━━━━━ EXCERPTED RECORDS

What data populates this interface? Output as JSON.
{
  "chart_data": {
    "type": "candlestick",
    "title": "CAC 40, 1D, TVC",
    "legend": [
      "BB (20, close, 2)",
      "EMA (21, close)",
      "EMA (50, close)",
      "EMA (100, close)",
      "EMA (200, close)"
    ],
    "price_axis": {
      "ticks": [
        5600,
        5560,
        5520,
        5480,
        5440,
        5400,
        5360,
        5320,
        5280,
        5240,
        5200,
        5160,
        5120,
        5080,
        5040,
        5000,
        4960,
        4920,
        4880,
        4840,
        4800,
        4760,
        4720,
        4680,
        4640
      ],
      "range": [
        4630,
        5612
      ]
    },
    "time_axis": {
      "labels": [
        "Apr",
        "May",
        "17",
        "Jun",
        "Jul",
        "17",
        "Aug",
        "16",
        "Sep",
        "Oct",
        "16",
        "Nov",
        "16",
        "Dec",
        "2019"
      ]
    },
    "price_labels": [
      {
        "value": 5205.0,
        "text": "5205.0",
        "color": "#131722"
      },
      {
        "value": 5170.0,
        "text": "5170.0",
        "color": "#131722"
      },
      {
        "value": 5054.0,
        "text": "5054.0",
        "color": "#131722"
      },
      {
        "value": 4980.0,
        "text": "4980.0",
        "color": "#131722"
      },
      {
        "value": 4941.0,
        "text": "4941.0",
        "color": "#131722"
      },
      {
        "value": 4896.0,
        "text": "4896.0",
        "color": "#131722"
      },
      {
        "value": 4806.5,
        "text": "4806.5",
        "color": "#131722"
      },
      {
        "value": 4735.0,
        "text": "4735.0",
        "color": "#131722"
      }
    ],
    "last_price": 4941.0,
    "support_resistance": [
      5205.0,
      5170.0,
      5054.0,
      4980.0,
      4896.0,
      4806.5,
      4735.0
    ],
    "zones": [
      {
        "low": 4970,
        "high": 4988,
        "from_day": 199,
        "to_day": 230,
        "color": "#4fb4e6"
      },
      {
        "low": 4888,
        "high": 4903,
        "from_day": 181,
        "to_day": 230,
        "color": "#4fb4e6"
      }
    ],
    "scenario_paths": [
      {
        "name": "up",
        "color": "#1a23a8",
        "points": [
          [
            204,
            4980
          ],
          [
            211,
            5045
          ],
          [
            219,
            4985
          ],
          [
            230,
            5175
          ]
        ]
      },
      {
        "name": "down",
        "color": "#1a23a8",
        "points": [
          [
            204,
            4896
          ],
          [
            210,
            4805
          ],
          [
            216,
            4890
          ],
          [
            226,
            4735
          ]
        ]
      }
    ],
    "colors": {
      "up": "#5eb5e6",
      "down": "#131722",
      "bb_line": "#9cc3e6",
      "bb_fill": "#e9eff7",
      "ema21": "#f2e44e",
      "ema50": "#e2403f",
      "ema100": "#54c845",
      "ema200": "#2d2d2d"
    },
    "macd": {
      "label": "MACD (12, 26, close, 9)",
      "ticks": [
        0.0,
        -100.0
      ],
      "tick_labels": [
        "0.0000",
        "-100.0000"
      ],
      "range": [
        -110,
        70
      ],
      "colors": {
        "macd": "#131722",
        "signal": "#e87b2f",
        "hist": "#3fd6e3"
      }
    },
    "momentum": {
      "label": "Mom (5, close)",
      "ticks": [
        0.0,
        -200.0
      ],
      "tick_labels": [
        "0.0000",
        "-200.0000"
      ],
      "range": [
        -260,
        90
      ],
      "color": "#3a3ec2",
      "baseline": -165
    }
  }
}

━━━━━━━━━━

Scan the listing above and copy all lines containing the word "text".

        "text": "5205.0",
        "text": "5170.0",
        "text": "5054.0",
        "text": "4980.0",
        "text": "4941.0",
        "text": "4896.0",
        "text": "4806.5",
        "text": "4735.0",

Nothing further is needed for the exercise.